Wherever the string "penetration" appears in the listing, copy that line.

Data excerpts:
++++++
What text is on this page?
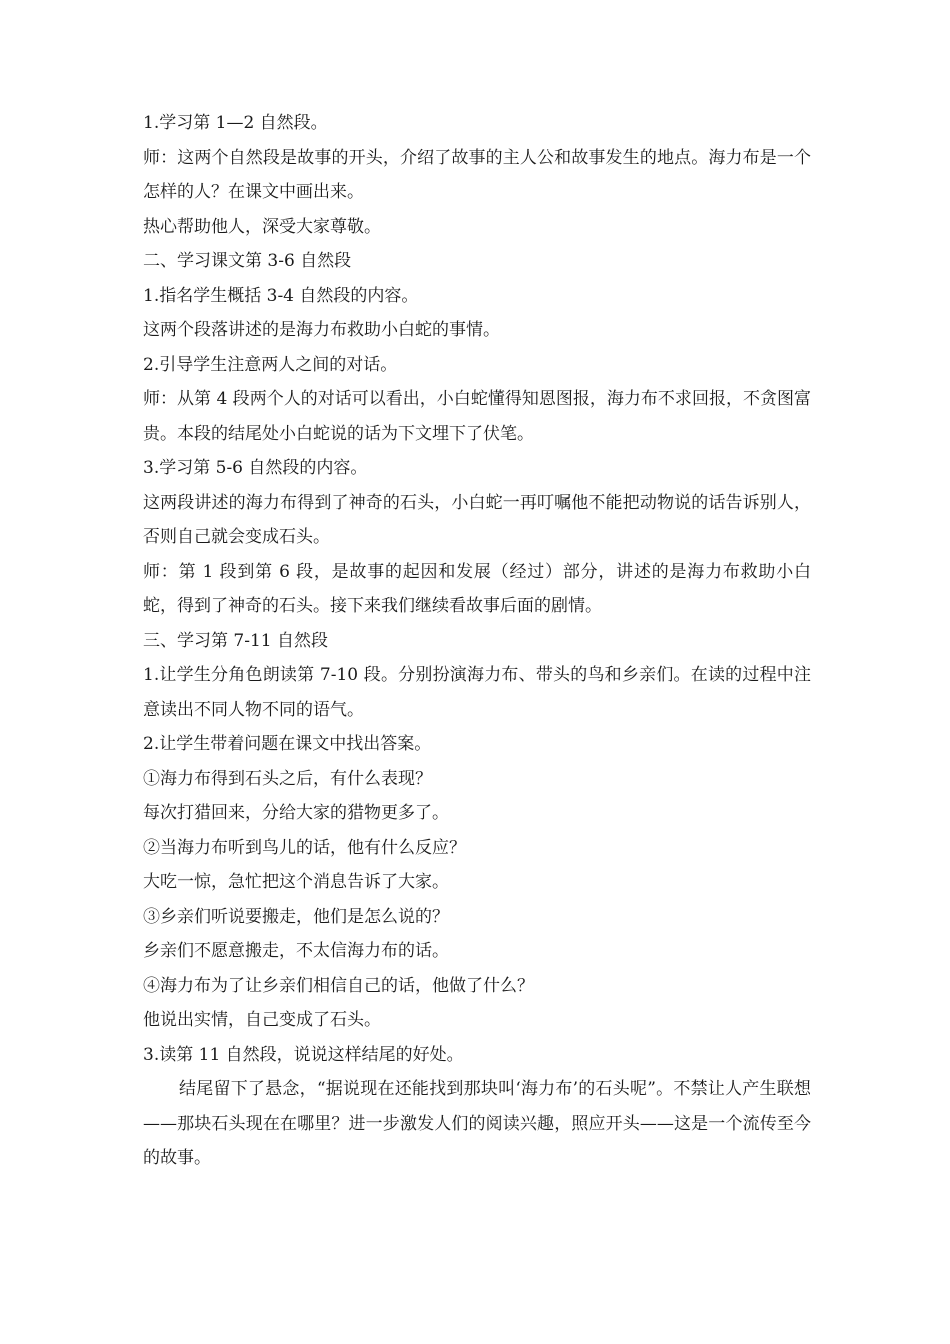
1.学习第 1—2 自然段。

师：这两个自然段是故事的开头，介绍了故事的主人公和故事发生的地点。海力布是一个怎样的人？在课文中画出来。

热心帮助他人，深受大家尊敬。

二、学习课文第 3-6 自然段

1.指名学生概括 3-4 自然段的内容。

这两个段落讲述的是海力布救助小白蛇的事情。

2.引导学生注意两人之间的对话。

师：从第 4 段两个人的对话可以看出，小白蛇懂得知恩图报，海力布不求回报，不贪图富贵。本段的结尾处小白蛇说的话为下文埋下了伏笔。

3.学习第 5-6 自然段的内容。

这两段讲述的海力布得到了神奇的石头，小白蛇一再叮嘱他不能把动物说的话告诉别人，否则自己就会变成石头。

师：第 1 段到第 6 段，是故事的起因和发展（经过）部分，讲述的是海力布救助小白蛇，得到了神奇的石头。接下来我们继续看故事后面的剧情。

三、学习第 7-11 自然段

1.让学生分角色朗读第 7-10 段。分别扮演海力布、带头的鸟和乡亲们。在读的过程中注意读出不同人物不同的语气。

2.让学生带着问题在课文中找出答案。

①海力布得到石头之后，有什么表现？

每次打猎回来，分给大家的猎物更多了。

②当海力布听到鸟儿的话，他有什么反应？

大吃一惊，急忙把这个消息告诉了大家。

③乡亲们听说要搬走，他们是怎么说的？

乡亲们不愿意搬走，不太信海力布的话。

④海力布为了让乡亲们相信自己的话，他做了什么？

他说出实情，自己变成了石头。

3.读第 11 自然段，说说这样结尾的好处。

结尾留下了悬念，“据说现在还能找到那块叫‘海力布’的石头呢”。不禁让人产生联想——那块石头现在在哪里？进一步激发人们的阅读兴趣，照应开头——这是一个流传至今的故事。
++++++
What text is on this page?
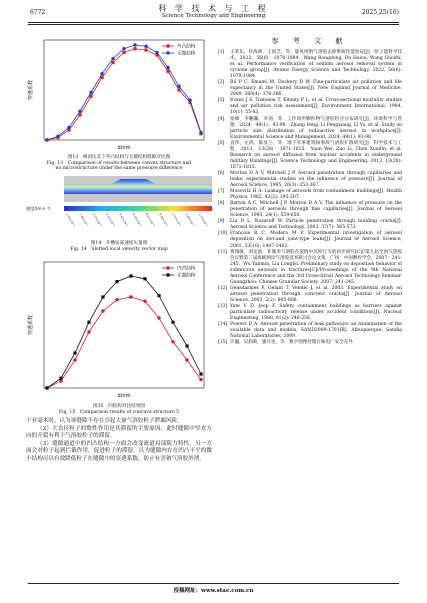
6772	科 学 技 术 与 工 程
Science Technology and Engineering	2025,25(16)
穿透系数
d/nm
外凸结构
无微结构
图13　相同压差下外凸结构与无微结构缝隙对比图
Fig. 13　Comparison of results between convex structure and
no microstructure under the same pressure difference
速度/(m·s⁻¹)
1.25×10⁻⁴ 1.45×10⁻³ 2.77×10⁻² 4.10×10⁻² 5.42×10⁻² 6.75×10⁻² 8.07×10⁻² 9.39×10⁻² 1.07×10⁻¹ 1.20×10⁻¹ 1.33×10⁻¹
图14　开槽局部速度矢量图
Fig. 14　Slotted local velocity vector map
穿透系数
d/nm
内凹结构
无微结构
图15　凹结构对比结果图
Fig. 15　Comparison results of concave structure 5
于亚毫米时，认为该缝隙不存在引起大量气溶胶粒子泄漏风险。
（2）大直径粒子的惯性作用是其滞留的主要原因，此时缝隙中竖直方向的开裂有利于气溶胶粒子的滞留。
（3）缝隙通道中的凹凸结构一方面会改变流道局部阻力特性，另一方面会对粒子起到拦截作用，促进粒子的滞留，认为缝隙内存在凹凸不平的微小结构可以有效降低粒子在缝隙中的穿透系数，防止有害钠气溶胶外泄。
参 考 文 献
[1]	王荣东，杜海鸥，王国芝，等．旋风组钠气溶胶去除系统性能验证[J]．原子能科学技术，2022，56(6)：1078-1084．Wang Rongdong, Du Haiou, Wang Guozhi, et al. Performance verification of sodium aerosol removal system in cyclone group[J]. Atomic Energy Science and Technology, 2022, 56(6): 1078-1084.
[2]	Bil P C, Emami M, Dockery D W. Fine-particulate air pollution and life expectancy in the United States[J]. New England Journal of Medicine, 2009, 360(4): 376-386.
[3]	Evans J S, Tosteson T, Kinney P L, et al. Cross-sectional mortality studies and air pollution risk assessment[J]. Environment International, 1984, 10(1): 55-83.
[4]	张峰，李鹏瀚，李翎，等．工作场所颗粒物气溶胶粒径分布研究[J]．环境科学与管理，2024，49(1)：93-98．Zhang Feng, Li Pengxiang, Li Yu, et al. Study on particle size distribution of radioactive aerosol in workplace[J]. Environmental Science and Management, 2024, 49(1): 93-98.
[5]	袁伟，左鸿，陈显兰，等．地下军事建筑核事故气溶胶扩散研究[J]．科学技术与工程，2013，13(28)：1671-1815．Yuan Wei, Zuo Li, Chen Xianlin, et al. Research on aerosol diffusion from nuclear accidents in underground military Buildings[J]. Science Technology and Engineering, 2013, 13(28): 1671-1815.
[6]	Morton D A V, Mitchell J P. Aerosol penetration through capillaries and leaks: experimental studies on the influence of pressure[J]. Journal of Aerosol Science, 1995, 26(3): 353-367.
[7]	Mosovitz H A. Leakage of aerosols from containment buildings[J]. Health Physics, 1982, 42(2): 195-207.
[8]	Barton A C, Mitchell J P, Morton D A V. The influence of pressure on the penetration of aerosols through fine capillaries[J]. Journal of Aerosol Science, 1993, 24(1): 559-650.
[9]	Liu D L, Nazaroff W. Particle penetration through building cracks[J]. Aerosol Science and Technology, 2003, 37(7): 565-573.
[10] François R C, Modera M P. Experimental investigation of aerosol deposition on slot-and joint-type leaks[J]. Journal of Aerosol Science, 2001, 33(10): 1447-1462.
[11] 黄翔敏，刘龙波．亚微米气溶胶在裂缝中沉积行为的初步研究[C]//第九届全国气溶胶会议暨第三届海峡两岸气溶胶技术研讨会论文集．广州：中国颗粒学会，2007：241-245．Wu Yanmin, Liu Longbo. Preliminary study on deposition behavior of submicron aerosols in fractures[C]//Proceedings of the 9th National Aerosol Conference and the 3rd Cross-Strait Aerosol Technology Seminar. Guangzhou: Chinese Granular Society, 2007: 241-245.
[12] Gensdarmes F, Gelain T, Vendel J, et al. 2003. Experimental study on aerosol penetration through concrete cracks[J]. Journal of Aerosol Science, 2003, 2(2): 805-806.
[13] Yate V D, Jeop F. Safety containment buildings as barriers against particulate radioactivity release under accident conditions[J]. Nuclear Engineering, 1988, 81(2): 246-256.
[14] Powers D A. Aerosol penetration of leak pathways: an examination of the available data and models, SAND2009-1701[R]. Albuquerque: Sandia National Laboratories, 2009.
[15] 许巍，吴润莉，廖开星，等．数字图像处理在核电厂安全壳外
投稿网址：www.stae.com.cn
++++++
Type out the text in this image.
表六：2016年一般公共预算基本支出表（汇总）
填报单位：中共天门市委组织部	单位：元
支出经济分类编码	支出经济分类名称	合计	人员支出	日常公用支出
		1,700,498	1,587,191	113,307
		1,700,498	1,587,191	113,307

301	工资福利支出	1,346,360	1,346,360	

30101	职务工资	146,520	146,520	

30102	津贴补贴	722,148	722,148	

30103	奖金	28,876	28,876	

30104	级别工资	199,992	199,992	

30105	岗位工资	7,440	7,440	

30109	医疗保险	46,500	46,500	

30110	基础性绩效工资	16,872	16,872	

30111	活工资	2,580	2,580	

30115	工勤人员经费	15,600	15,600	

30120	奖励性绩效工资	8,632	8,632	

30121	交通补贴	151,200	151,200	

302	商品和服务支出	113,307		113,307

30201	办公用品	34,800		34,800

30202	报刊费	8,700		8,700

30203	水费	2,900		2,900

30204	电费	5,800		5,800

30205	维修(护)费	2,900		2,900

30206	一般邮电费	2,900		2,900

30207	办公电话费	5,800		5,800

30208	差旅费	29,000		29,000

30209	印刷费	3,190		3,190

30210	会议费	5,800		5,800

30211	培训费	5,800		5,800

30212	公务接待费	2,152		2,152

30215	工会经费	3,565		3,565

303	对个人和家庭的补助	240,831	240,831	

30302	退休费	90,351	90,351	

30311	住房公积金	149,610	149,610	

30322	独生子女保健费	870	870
++++++
Solution below:
[6]	Morton D A V, Mitchell J P. Aerosol penetration through capillaries and leaks: experimental studies on the influence of pressure[J]. Journal of Aerosol Science, 1995, 26(3): 353-367.
[8]	Barton A C, Mitchell J P, Morton D A V. The influence of pressure on the penetration of aerosols through fine capillaries[J]. Journal of Aerosol Science, 1993, 24(1): 559-650.
[9]	Liu D L, Nazaroff W. Particle penetration through building cracks[J]. Aerosol Science and Technology, 2003, 37(7): 565-573.
[12] Gensdarmes F, Gelain T, Vendel J, et al. 2003. Experimental study on aerosol penetration through concrete cracks[J]. Journal of Aerosol Science, 2003, 2(2): 805-806.
[14] Powers D A. Aerosol penetration of leak pathways: an examination of the available data and models, SAND2009-1701[R]. Albuquerque: Sandia National Laboratories, 2009.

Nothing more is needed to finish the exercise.